**Task**.
Gather every line that includes the word "Nora", please.
+++
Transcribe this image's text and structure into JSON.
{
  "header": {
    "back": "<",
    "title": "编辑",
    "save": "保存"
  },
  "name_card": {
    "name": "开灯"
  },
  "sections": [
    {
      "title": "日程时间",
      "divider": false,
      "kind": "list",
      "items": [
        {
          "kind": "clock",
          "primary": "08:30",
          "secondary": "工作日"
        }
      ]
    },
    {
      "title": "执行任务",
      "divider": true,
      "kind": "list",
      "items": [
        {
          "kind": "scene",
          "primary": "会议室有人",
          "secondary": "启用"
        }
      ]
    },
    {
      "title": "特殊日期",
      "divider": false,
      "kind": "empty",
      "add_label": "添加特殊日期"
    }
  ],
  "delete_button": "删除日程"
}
+++
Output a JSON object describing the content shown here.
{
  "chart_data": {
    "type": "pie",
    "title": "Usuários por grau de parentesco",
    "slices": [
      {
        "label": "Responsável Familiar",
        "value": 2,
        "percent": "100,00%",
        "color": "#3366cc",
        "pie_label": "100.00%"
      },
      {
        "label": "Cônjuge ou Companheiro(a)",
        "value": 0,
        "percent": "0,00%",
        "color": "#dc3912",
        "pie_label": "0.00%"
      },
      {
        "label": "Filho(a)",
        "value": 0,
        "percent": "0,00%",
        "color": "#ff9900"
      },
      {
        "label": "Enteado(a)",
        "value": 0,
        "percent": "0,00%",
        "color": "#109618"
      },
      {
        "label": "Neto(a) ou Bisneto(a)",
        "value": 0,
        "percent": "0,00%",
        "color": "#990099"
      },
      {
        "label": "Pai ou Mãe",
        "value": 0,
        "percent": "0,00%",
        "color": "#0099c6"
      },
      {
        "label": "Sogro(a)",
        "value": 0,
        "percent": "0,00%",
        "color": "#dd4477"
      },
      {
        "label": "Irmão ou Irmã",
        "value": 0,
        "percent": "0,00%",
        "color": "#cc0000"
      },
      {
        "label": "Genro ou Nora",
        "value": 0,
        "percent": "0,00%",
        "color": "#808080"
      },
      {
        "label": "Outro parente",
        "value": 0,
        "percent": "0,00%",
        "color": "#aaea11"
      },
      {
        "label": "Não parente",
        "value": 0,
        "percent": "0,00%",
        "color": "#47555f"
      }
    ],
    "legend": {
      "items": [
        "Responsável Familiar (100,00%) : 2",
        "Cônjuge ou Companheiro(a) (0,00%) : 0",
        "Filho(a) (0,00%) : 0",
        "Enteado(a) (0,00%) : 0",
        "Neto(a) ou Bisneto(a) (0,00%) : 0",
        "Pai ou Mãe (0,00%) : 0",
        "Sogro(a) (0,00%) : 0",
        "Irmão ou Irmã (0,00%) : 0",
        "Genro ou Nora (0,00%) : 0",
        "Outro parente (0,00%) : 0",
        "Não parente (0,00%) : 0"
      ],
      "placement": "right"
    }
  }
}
+++
**Exercise solution**.
        "label": "Genro ou Nora",
        "Genro ou Nora (0,00%) : 0",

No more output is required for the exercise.